====== DOCUMENTO DE ORIGEM ======

Dispensados os vistos, cumpre decidir.
II. Fundamentação.
5. A admissibilidade do recurso previsto na alínea b) do nº 1 do artigo 70º da Lei nº 28/82 pressupõe, designadamente, que o recorrente tenha suscitado, durante o processo, a questão de constitucionalidade normativa que pretende ver apreciada, constituindo desde há muito jurisprudência assente neste Tribunal
(veja-se, entre muitos nesse sentido, os acórdãos nºs 62/85, 90/85 e 450/87, in Acórdãos do Tribunal Constitucional., 5º vol., p. 497 e 663 e 10º vol., pp. 573, respectivamente) que, em princípio, tal implica que a questão de constitucionalidade seja suscitada antes da prolação da decisão recorrida.
Em consequência, tem este Tribunal afirmado repetidamente que, em regra, o requerimento de interposição do recurso para o Tribunal Constitucional não constitui meio ou momento processualmente adequado para suscitar, pela primeira vez, a questão de inconstitucionalidade - como, in casu, aconteceu.
Somente tem este Tribunal admitido que a questão de constitucionalidade seja suscitada já depois de proferida a decisão recorrida em hipóteses, de todo em todo excepcionais ou anómalas, em que o recorrente não tenha tido oportunidade processual de o fazer antes, ou em que o poder jurisdicional, por força de norma processual específica, não se tenha esgotado com a prolação da decisão recorrida.
E, nessa sequência, tem o Tribunal entendido que uma das situações em que o interessado não dispõe de oportunidade processual para suscitar a questão da constitucionalidade antes de esgotado o poder jurisdicional é precisamente a daqueles casos em que é confrontado com uma situação de aplicação ou interpretação normativa, feita pela decisão recorrida, de todo imprevisível ou inesperada, em termos de não lhe ser exigível que a antecipasse, de modo a impor-se-lhe o ónus de suscitar a questão antes da prolação dessa decisão.

======

### ENUNCIADO
Responda às perguntas seguintes com base no documento de origem.
1. Que acórdãos são citados como exemplo da jurisprudência assente deste Tribunal?
2. Em regra, o requerimento de interposição do recurso para o Tribunal Constitucional é meio adequado para suscitar, pela primeira vez, a questão de inconstitucionalidade?
3. Em que duas hipóteses excecionais admite o Tribunal que a questão de constitucionalidade seja suscitada depois de proferida a decisão recorrida?

====== DADOS APRESENTADOS ======

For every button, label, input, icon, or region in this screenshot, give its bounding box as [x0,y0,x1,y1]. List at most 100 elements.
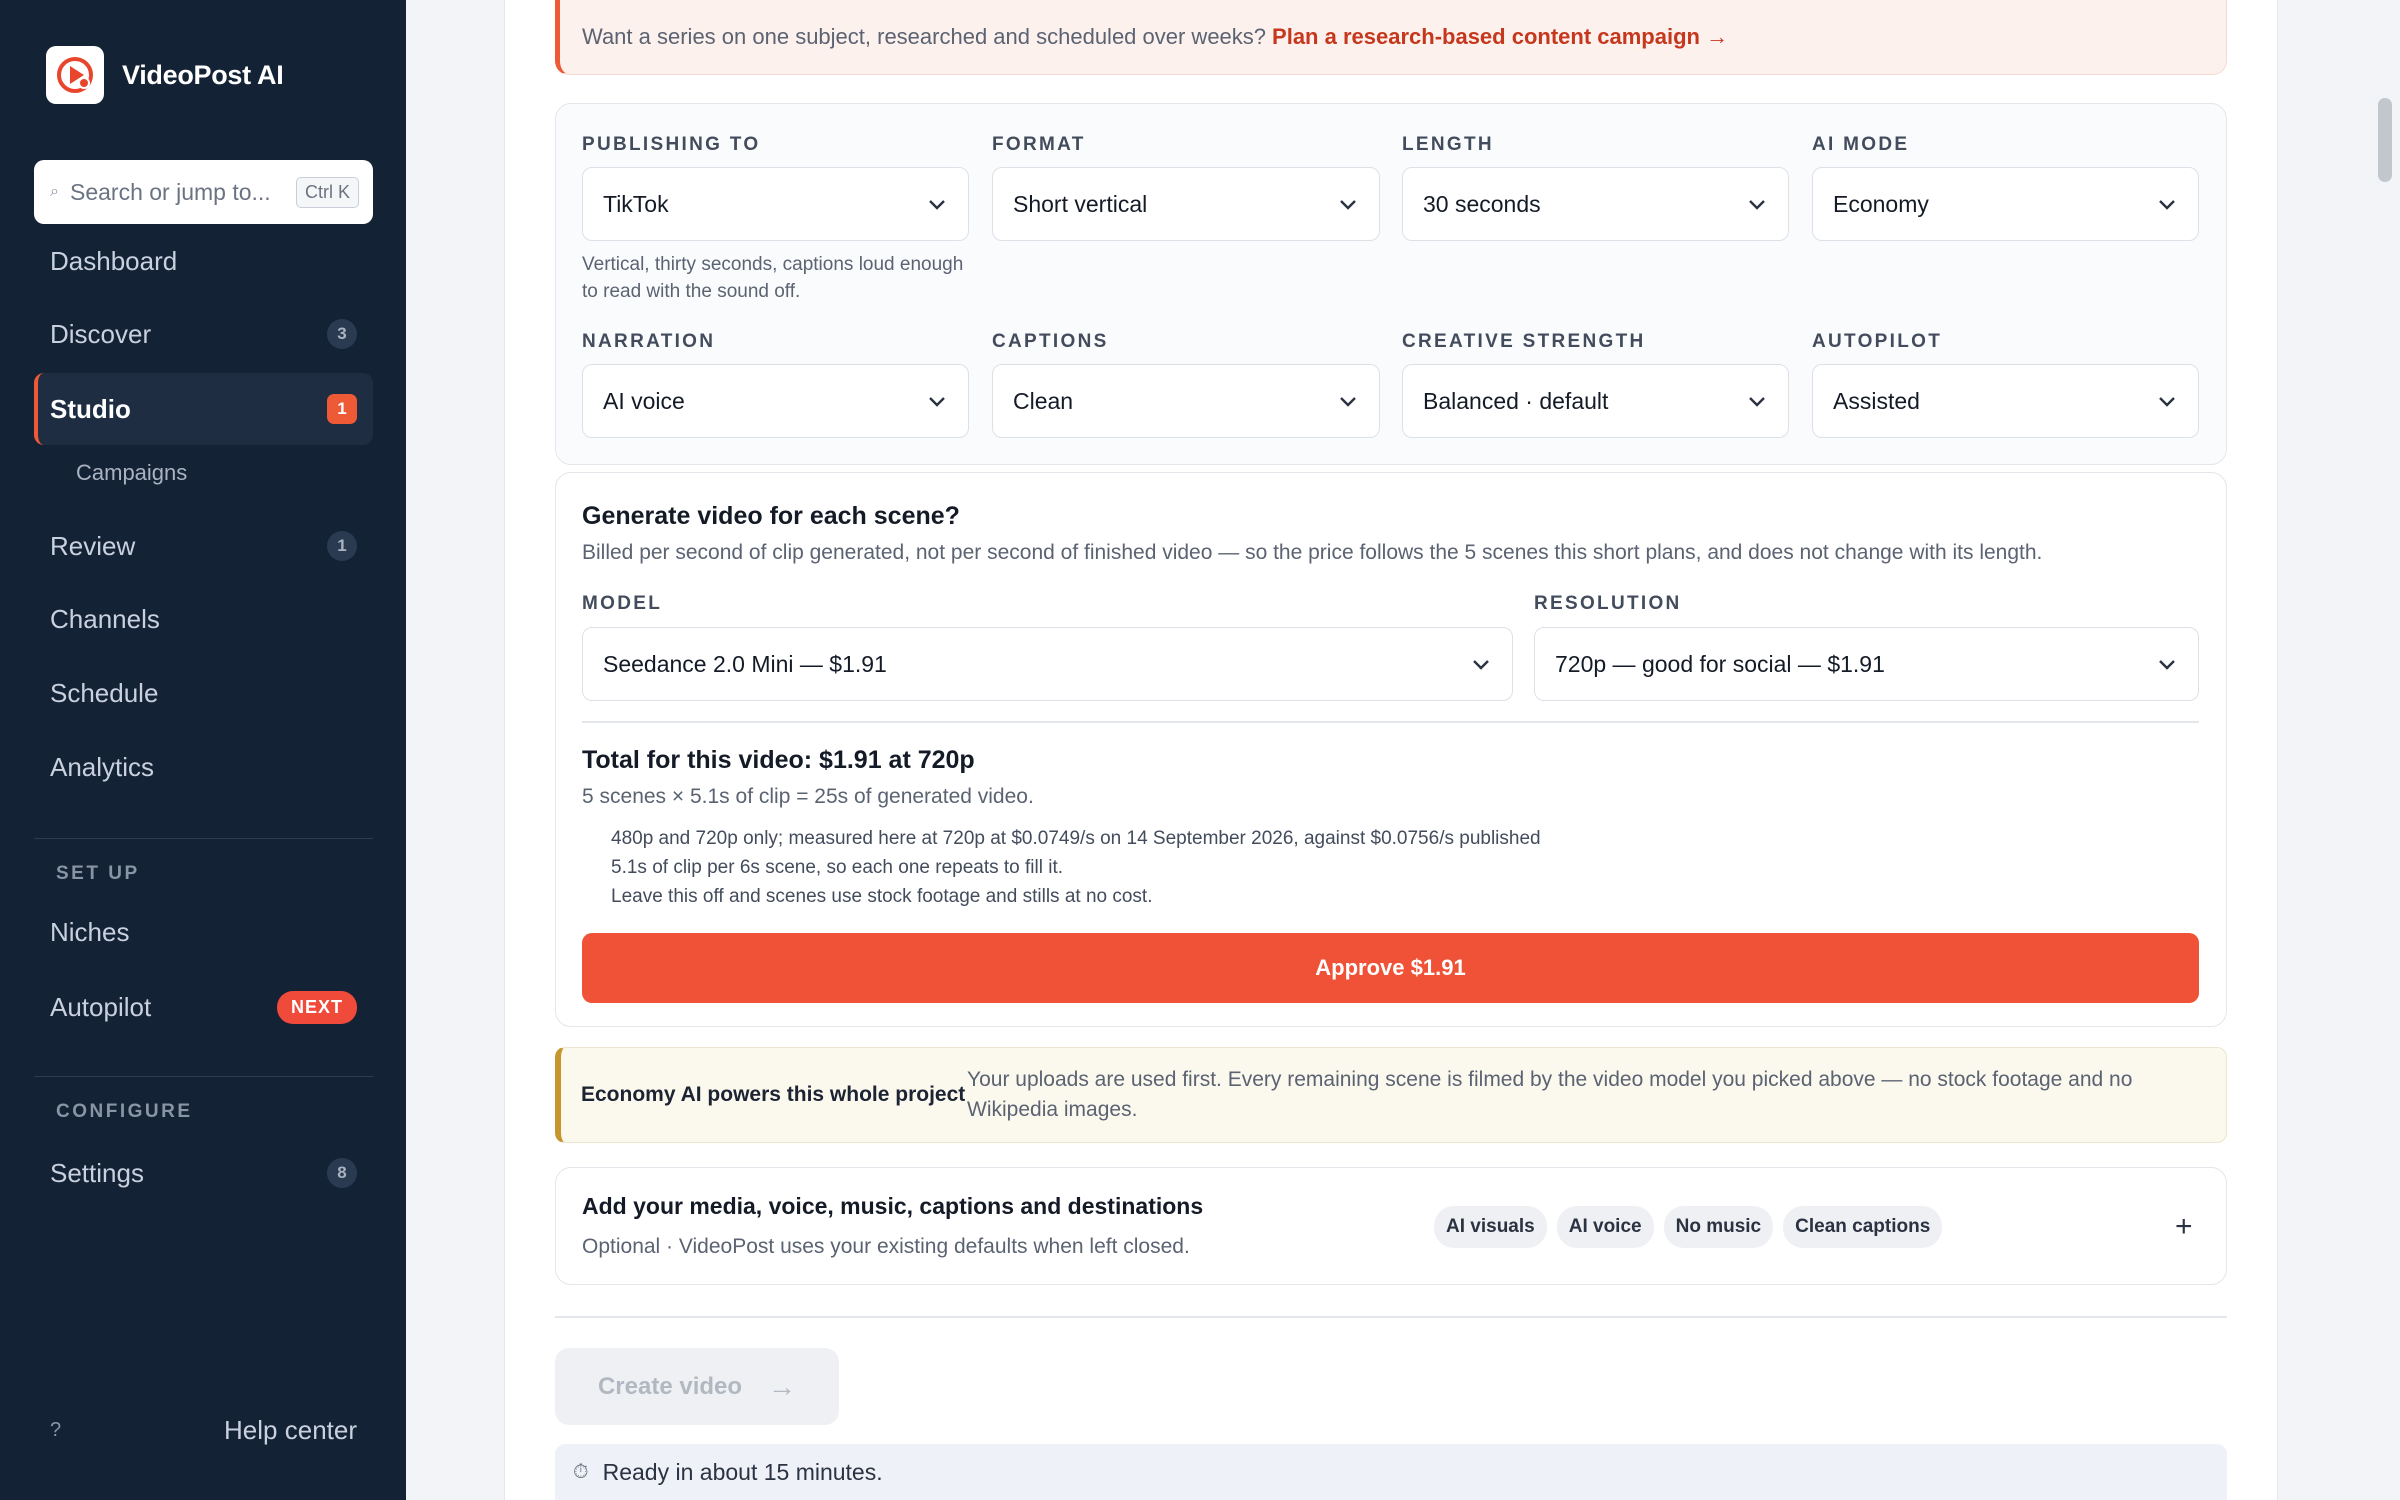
chevron-down-icon [1749,397,1765,407]
app-name: VideoPost AI [122,59,284,90]
note-line: Leave this off and scenes use stock foot… [611,886,1153,907]
economy-info-banner: Economy AI powers this whole project You… [555,1047,2227,1143]
sidebar-item-label: Discover [50,318,152,349]
sidebar-item-channels[interactable]: Channels [34,583,373,655]
select-value: 720p — good for social — $1.91 [1555,650,1885,677]
eta-banner: ⏱ Ready in about 15 minutes. [555,1444,2227,1500]
chevron-down-icon [929,397,945,407]
create-video-button[interactable]: Create video → [555,1348,839,1425]
sidebar-item-label: Studio [50,393,131,424]
total-price: Total for this video: $1.91 at 720p [582,746,975,774]
sidebar-subitem-campaigns[interactable]: Campaigns [76,460,187,486]
length-select[interactable]: 30 seconds [1402,167,1789,241]
sidebar-item-label: Dashboard [50,245,178,276]
sidebar-item-discover[interactable]: Discover 3 [34,298,373,370]
ai-mode-label: AI MODE [1812,134,1910,155]
select-value: TikTok [603,190,669,217]
campaign-link[interactable]: Plan a research-based content campaign → [1272,24,1728,50]
chevron-down-icon [2159,660,2175,670]
creative-strength-select[interactable]: Balanced · default [1402,364,1789,438]
pricing-notes: 480p and 720p only; measured here at 720… [611,824,1541,911]
arrow-right-icon: → [768,1370,797,1402]
chevron-down-icon [929,200,945,210]
clock-icon: ⏱ [573,1460,589,1483]
section-label-setup: SET UP [56,863,140,884]
count-badge: 3 [327,319,357,349]
divider [34,838,373,839]
divider [34,1076,373,1077]
sidebar-item-studio[interactable]: Studio 1 [34,373,373,445]
select-value: Short vertical [1013,190,1148,217]
sidebar-item-label: Analytics [50,751,155,782]
create-label: Create video [597,1372,743,1400]
autopilot-select[interactable]: Assisted [1812,364,2199,438]
brand[interactable]: VideoPost AI [46,46,284,104]
captions-select[interactable]: Clean [992,364,1380,438]
sidebar-item-niches[interactable]: Niches [34,896,373,968]
sidebar-item-label: Channels [50,603,160,634]
media-title: Add your media, voice, music, captions a… [582,1193,1204,1219]
select-value: AI voice [603,387,685,414]
sidebar-item-schedule[interactable]: Schedule [34,657,373,729]
divider [582,721,2199,723]
sidebar-item-settings[interactable]: Settings 8 [34,1137,373,1209]
sidebar-item-label: Settings [50,1157,144,1188]
media-subtitle: Optional · VideoPost uses your existing … [582,1235,1190,1258]
search-input[interactable]: ⌕ Search or jump to... Ctrl K [34,160,373,224]
sidebar-item-autopilot[interactable]: Autopilot NEXT [34,971,373,1043]
select-value: Assisted [1833,387,1920,414]
help-center-link[interactable]: ? Help center [34,1400,373,1460]
autopilot-label: AUTOPILOT [1812,331,1943,352]
narration-label: NARRATION [582,331,716,352]
select-value: Economy [1833,190,1929,217]
next-badge: NEXT [276,990,357,1024]
captions-label: CAPTIONS [992,331,1109,352]
chevron-down-icon [1340,200,1356,210]
sidebar: VideoPost AI ⌕ Search or jump to... Ctrl… [0,0,406,1500]
resolution-label: RESOLUTION [1534,593,1682,614]
media-defaults-chips: AI visuals AI voice No music Clean capti… [1434,1206,1943,1248]
search-placeholder: Search or jump to... [70,178,271,205]
generate-title: Generate video for each scene? [582,502,960,530]
select-value: Seedance 2.0 Mini — $1.91 [603,650,887,677]
publishing-select[interactable]: TikTok [582,167,969,241]
campaign-tip: Want a series on one subject, researched… [555,0,2227,75]
resolution-select[interactable]: 720p — good for social — $1.91 [1534,627,2199,701]
select-value: Clean [1013,387,1074,414]
chip: AI voice [1556,1206,1654,1248]
play-logo-icon [46,46,104,104]
select-value: 30 seconds [1423,190,1541,217]
expand-icon[interactable]: + [2175,1210,2193,1244]
sidebar-item-label: Schedule [50,677,159,708]
section-label-configure: CONFIGURE [56,1101,193,1122]
model-select[interactable]: Seedance 2.0 Mini — $1.91 [582,627,1513,701]
help-icon: ? [50,1418,62,1441]
chevron-down-icon [2159,397,2175,407]
scrollbar-thumb[interactable] [2378,98,2392,182]
length-label: LENGTH [1402,134,1494,155]
chevron-down-icon [1473,660,1489,670]
narration-select[interactable]: AI voice [582,364,969,438]
divider [555,1316,2227,1318]
sidebar-item-label: Niches [50,916,130,947]
note-line: 5.1s of clip per 6s scene, so each one r… [611,857,1064,878]
sidebar-item-dashboard[interactable]: Dashboard [34,225,373,297]
sidebar-item-review[interactable]: Review 1 [34,510,373,582]
creative-strength-label: CREATIVE STRENGTH [1402,331,1646,352]
format-select[interactable]: Short vertical [992,167,1380,241]
chevron-down-icon [2159,200,2175,210]
model-label: MODEL [582,593,663,614]
shortcut-hint: Ctrl K [296,176,359,208]
approve-button[interactable]: Approve $1.91 [582,933,2199,1003]
eta-text: Ready in about 15 minutes. [602,1458,883,1485]
ai-mode-select[interactable]: Economy [1812,167,2199,241]
sidebar-item-analytics[interactable]: Analytics [34,731,373,803]
publishing-hint: Vertical, thirty seconds, captions loud … [582,254,964,302]
search-icon: ⌕ [50,183,59,200]
chip: Clean captions [1783,1206,1943,1248]
help-label: Help center [224,1414,357,1445]
note-line: 480p and 720p only; measured here at 720… [611,828,1541,849]
chevron-down-icon [1749,200,1765,210]
media-options-accordion[interactable] [555,1167,2227,1285]
select-value: Balanced · default [1423,387,1609,414]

======

### EXERCÍCIO RESOLVIDO
1. Os acórdãos nºs 62/85, 90/85 e 450/87.
2. Não. Em regra, esse requerimento não constitui meio ou momento processualmente adequado para isso.
3. Quando o recorrente não tenha tido oportunidade processual de o fazer antes, ou quando o poder jurisdicional, por força de norma processual específica, não se tenha esgotado com a prolação da decisão recorrida.